**Problem A**
Reproduce the portion of the Dáil statement on the programme for Government starting at "Thursday, 6 February" and ending at "of the same.".
**Problem B**
Resume the Dáil statement on the programme for Government, continuing from its final sentence.

Dáil debates

Thursday, 6 February 2025

Programme for Government: Statements

 

6:50 am

Photo of Pádraig RicePádraig Rice (Cork South-Central, Social Democrats) | Oireachtas source

I am delighted to have this opportunity to speak on the new programme for Government. Having read the document from start to finish, it is my firm view that it fails to provide for transformative change. Over the 162 pages, most of the commitments are vague, notional or regurgitated. There are very few new ideas and it is completely devoid of the promised new energy. Instead, what we get is more of the same.

However, more of the same will not deliver the transformative change that is deeply desired and urgently required. In particular, it will not deliver the change that is needed on housing, healthcare, childcare, disability services and climate action. This is deeply disappointing, particularly in housing where the previous Government's own expert commission called for a radical reset in policy. The new programme for Government continues the failed housing policies of the past. They have left us with record levels of homelessness, soaring rents and unaffordable house prices.

The health section of the programme lacks vision. The very thing that should underpin this entire section, Sláintecare, gets but two passing mentions. So many of the projects, such as the national children's hospital, digital health records or the statutory homecare scheme, should have already been delivered, while other initiatives lack any semblance of ambition. How is it that, almost eight years into Sláintecare, the programme for Government is still only talking about extending free GP care to 12-year-olds? The aim should be free primary care for all within the lifetime of the Government.

There is no doubt that there are some positive elements, but even these have been underpinned by non-committal language. We need to do more than explore the recruitment of HSE-employed GPs; we need to start it. With hundreds of thousands of people waiting for community services and therapies, the best the Government can do is consider measures to attract and retain health and social care professionals.

On social policy, there is a lack of bravery. There is no mention of drug decriminalisation, assisted dying or access to abortion care. We need policies in this area that are evidence-based and grounded in care, compassion and kindness. There is also no mention of collective bargaining or the living wage and the poverty points are wooly at best. While there are some welcome proposals in other areas, such as the abolition of the carer's means test, implementation will be key. The shelves of Government Departments and State agencies are stacked high with dusty reports and unfinished action plans. The State has long suffered from implementation deficit disorder and nothing in this latest plan indicates that things will be significantly different from the past. We need specific, concrete, measurable, time-bound and achievable actions.

**Supplied records**
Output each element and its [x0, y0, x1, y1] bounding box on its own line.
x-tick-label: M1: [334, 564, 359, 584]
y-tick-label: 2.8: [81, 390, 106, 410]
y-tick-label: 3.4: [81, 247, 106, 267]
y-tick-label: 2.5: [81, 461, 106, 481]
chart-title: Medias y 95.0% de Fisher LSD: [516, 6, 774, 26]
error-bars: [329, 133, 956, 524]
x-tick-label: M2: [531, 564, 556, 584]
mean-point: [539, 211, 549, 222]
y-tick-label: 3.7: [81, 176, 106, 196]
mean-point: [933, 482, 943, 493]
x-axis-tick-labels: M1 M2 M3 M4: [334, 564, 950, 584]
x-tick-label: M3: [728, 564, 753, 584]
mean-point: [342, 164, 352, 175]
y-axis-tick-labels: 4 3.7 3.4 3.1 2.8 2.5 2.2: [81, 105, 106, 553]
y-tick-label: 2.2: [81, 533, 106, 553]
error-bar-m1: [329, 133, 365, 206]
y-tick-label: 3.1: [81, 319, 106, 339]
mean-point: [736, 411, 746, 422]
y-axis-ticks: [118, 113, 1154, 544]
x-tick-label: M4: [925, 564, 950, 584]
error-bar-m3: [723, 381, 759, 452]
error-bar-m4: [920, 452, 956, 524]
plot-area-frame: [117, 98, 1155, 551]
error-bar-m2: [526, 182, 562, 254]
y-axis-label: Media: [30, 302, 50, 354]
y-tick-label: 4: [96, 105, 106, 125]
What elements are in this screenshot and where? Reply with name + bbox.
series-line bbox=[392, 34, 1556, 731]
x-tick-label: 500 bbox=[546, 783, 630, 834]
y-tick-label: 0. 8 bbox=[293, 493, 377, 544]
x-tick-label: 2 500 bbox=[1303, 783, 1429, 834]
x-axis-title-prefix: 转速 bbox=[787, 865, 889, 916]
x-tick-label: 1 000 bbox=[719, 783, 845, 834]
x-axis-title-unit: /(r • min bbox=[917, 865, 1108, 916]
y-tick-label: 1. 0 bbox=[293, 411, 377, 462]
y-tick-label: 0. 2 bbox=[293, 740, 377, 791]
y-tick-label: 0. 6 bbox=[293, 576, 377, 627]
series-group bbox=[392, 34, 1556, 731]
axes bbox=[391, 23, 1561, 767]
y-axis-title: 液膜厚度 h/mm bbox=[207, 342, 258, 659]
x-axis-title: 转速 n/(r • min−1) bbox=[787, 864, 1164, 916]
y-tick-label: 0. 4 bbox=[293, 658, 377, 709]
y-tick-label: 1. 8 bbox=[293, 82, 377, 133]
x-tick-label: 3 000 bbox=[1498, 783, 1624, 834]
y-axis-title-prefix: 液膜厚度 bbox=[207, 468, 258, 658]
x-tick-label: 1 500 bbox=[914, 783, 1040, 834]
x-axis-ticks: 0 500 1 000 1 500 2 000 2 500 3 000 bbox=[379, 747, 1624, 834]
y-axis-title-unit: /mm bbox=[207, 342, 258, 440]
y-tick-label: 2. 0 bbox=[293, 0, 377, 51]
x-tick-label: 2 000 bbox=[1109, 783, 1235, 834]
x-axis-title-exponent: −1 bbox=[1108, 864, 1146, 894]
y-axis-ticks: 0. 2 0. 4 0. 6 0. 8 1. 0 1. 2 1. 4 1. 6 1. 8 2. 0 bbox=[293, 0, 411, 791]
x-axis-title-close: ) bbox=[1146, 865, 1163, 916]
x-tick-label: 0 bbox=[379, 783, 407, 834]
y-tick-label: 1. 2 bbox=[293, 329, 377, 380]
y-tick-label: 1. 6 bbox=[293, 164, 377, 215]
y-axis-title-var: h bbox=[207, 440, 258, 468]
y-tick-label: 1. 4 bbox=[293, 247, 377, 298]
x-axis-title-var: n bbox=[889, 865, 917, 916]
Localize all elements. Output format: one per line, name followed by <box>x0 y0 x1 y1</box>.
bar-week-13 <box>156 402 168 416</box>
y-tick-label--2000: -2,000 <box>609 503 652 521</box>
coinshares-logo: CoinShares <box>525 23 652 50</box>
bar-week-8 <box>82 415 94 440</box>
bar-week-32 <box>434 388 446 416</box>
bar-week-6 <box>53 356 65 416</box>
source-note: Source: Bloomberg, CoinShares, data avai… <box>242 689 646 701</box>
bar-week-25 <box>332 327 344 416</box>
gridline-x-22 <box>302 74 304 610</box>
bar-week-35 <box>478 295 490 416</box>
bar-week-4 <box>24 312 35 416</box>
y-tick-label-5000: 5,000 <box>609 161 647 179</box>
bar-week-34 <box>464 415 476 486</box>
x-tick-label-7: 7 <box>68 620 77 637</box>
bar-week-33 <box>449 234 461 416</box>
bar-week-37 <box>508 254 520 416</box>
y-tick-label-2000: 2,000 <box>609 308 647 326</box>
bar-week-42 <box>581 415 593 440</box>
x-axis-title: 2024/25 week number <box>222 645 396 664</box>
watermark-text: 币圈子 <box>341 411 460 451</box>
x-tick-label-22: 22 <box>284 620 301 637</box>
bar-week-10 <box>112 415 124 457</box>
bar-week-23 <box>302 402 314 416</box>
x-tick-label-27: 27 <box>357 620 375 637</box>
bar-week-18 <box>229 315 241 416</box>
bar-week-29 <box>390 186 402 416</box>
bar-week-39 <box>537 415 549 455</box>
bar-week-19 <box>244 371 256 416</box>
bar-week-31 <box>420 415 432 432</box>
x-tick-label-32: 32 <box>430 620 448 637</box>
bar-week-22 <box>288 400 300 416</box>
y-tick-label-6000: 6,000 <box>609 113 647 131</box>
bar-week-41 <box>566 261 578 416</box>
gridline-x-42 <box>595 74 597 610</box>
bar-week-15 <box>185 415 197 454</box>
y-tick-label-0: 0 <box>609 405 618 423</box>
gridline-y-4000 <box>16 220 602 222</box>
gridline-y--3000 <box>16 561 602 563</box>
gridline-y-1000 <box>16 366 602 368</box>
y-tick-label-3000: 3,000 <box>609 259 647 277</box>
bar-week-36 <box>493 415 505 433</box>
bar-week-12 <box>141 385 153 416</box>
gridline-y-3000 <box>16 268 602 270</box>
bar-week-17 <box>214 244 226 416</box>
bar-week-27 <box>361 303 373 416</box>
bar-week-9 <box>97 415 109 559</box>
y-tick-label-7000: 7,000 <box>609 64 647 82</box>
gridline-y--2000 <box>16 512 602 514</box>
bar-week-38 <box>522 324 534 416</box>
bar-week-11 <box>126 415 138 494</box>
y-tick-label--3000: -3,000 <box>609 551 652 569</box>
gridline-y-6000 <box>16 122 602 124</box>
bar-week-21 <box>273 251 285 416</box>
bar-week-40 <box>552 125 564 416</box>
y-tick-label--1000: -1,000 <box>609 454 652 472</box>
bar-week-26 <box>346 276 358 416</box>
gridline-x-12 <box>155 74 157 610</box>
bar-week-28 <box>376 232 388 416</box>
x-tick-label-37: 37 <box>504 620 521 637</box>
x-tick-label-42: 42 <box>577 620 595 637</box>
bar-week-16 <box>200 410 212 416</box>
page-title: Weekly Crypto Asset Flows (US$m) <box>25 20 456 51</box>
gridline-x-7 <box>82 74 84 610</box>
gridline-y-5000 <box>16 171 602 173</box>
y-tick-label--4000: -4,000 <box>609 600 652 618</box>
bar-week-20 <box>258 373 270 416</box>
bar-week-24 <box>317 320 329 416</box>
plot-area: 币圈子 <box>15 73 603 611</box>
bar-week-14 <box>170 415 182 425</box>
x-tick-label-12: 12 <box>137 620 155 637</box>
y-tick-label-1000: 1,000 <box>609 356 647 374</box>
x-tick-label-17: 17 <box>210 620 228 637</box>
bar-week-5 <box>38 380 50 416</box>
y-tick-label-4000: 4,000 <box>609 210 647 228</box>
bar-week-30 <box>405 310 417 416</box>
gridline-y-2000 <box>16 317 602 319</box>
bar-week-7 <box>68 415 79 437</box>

**Exercise output A**
Thursday, 6 February 2025

Programme for Government: Statements

 

6:50 am

Photo of Pádraig RicePádraig Rice (Cork South-Central, Social Democrats) | Oireachtas source

I am delighted to have this opportunity to speak on the new programme for Government. Having read the document from start to finish, it is my firm view that it fails to provide for transformative change. Over the 162 pages, most of the commitments are vague, notional or regurgitated. There are very few new ideas and it is completely devoid of the promised new energy. Instead, what we get is more of the same.

**Exercise output B**
As a representative for Cork, I am disappointed the programme for Government fails to address many of the pressing priorities for our city and our county. Ireland's future development depends on Cork being a sizeable counterbalance to the capital. A simple search of the document shows Cork is only mentioned seven times while Dublin is mentioned 29 times. A more in-depth analysis exposes the absence of a number of key infrastructure projects. There is no mention of the long-overdue Luas for Cork, there is only vague mention of light rail where appropriate. There is no commitment to a new public library for Cork city centre, while the promise to work towards the completion of the events centre does not fill me with hope, given that the sod on that project was turned in 2016 by the then Fine Gael-Labour Government.

At a bigger picture level, the new programme for Government lacks a coherent vision for the State. We need to build a republic of equals, one where everyone has access to affordable housing, quality healthcare, a good education, a decent job and a stable future - a country where there is a social floor below which no one is allowed to fall and a country where everybody has an opportunity to thrive and to flourish. To achieve that we need to move in a new direction and take a different approach. Without that, I strongly suspect that in five years' time we will still face the same crises in health and in housing. I fear we will miss our climate targets and that crucial public services will remain threadbare. None of this is inevitable but, unfortunately, this is the path that has been chosen by the parties in government.